* EXERCISE OBJECTIVE: Below are some records. Say in a single number how many of their lines include the word "Textures".

* RECORDS TO USE:
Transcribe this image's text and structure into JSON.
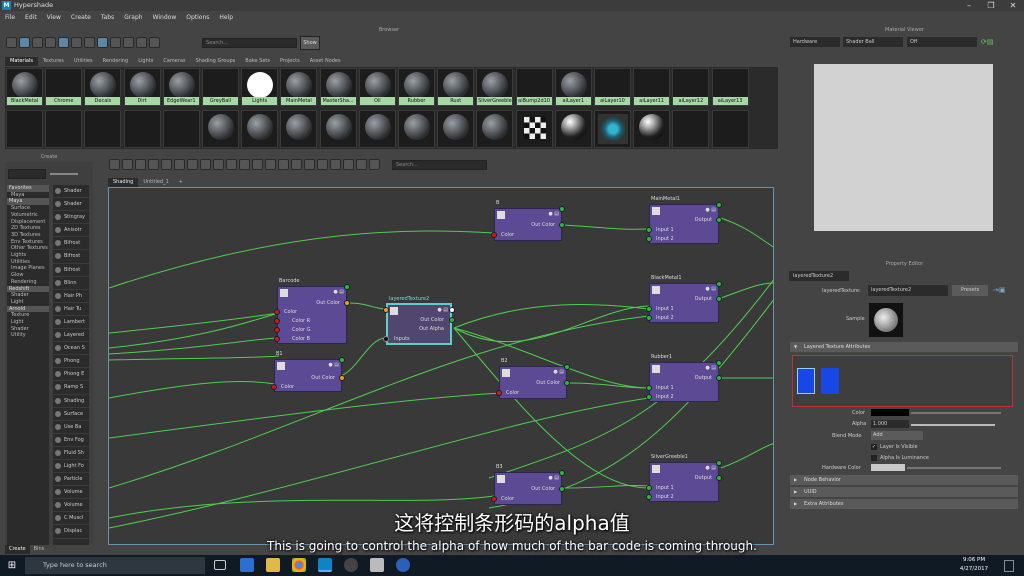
{
  "window": {
    "title": "Hypershade",
    "logo": "M"
  },
  "menu": [
    "File",
    "Edit",
    "View",
    "Create",
    "Tabs",
    "Graph",
    "Window",
    "Options",
    "Help"
  ],
  "browser": {
    "panel_title": "Browser",
    "search_placeholder": "Search...",
    "show_label": "Show",
    "tabs": [
      "Materials",
      "Textures",
      "Utilities",
      "Rendering",
      "Lights",
      "Cameras",
      "Shading Groups",
      "Bake Sets",
      "Projects",
      "Asset Nodes"
    ],
    "swatches_row1": [
      {
        "label": "BlackMetal",
        "style": "ball"
      },
      {
        "label": "Chrome",
        "style": "empty"
      },
      {
        "label": "Decals",
        "style": "ball"
      },
      {
        "label": "Dirt",
        "style": "ball"
      },
      {
        "label": "EdgeWear1",
        "style": "ball"
      },
      {
        "label": "GreyBall",
        "style": "empty"
      },
      {
        "label": "Lights",
        "style": "white"
      },
      {
        "label": "MainMetal",
        "style": "ball"
      },
      {
        "label": "MasterSha...",
        "style": "ball"
      },
      {
        "label": "Oil",
        "style": "ball"
      },
      {
        "label": "Rubber",
        "style": "ball"
      },
      {
        "label": "Rust",
        "style": "ball"
      },
      {
        "label": "SilverGreeble",
        "style": "ball"
      },
      {
        "label": "aiBump2d10",
        "style": "empty"
      },
      {
        "label": "aiLayer1",
        "style": "ball"
      },
      {
        "label": "aiLayer10",
        "style": "empty"
      },
      {
        "label": "aiLayer11",
        "style": "empty"
      },
      {
        "label": "aiLayer12",
        "style": "empty"
      },
      {
        "label": "aiLayer13",
        "style": "empty"
      }
    ],
    "swatches_row2": [
      "empty",
      "empty",
      "empty",
      "empty",
      "empty",
      "ball",
      "ball",
      "ball",
      "ball",
      "ball",
      "ball",
      "ball",
      "ball",
      "checker",
      "glossy",
      "teal",
      "glossy",
      "empty",
      "empty"
    ]
  },
  "create_panel": {
    "title": "Create",
    "categories": [
      {
        "label": "Favorites",
        "sec": true
      },
      {
        "label": "Maya",
        "sec": false
      },
      {
        "label": "Maya",
        "sec": true
      },
      {
        "label": "Surface",
        "sec": false
      },
      {
        "label": "Volumetric",
        "sec": false
      },
      {
        "label": "Displacement",
        "sec": false
      },
      {
        "label": "2D Textures",
        "sec": false
      },
      {
        "label": "3D Textures",
        "sec": false
      },
      {
        "label": "Env Textures",
        "sec": false
      },
      {
        "label": "Other Textures",
        "sec": false
      },
      {
        "label": "Lights",
        "sec": false
      },
      {
        "label": "Utilities",
        "sec": false
      },
      {
        "label": "Image Planes",
        "sec": false
      },
      {
        "label": "Glow",
        "sec": false
      },
      {
        "label": "Rendering",
        "sec": false
      },
      {
        "label": "Redshift",
        "sec": true
      },
      {
        "label": "Shader",
        "sec": false
      },
      {
        "label": "Light",
        "sec": false
      },
      {
        "label": "Arnold",
        "sec": true
      },
      {
        "label": "Texture",
        "sec": false
      },
      {
        "label": "Light",
        "sec": false
      },
      {
        "label": "Shader",
        "sec": false
      },
      {
        "label": "Utility",
        "sec": false
      }
    ],
    "items": [
      "Shader",
      "Shader",
      "Stingray",
      "Anisotr",
      "Bifrost",
      "Bifrost",
      "Bifrost",
      "Blinn",
      "Hair Ph",
      "Hair Tu",
      "Lambert",
      "Layered",
      "Ocean S",
      "Phong",
      "Phong E",
      "Ramp S",
      "Shading",
      "Surface",
      "Use Ba",
      "Env Fog",
      "Fluid Sh",
      "Light Fo",
      "Particle",
      "Volume",
      "Volume",
      "C Muscl",
      "Displac"
    ],
    "bottom_tabs": [
      "Create",
      "Bins"
    ]
  },
  "graph": {
    "search_placeholder": "Search...",
    "tabs": [
      "Shading",
      "Untitled_1",
      "+"
    ],
    "nodes": {
      "barcode": {
        "title": "Barcode",
        "out": "Out Color",
        "inputs": [
          "Color",
          "Color R",
          "Color G",
          "Color B"
        ]
      },
      "layered": {
        "title": "layeredTexture2",
        "outs": [
          "Out Color",
          "Out Alpha"
        ],
        "input": "Inputs"
      },
      "b": {
        "title": "B",
        "out": "Out Color",
        "input": "Color"
      },
      "b1": {
        "title": "B1",
        "out": "Out Color",
        "input": "Color"
      },
      "b2": {
        "title": "B2",
        "out": "Out Color",
        "input": "Color"
      },
      "b3": {
        "title": "B3",
        "out": "Out Color",
        "input": "Color"
      },
      "mainmetal": {
        "title": "MainMetal1",
        "out": "Output",
        "inputs": [
          "Input 1",
          "Input 2"
        ]
      },
      "blackmetal": {
        "title": "BlackMetal1",
        "out": "Output",
        "inputs": [
          "Input 1",
          "Input 2"
        ]
      },
      "rubber": {
        "title": "Rubber1",
        "out": "Output",
        "inputs": [
          "Input 1",
          "Input 2"
        ]
      },
      "silver": {
        "title": "SilverGreeble1",
        "out": "Output",
        "inputs": [
          "Input 1",
          "Input 2"
        ]
      }
    }
  },
  "material_viewer": {
    "title": "Material Viewer",
    "renderer": "Hardware",
    "shape": "Shader Ball",
    "mode": "Off"
  },
  "property_editor": {
    "title": "Property Editor",
    "tab": "layeredTexture2",
    "node_label": "layeredTexture:",
    "node_value": "layeredTexture2",
    "presets": "Presets",
    "sample_label": "Sample",
    "sections": {
      "layered": "Layered Texture Attributes",
      "node_behavior": "Node Behavior",
      "uuid": "UUID",
      "extra": "Extra Attributes"
    },
    "color_label": "Color",
    "alpha_label": "Alpha",
    "alpha_value": "1.000",
    "blend_label": "Blend Mode",
    "blend_value": "Add",
    "layer_visible": "Layer Is Visible",
    "alpha_lum": "Alpha Is Luminance",
    "hw_color": "Hardware Color"
  },
  "subtitles": {
    "cn": "这将控制条形码的alpha值",
    "en": "This is going to control the alpha of how much of the bar code is coming through."
  },
  "taskbar": {
    "search": "Type here to search",
    "time": "9:06 PM",
    "date": "4/27/2017"
  }
}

* SOLUTION TO THE PROBLEM: 5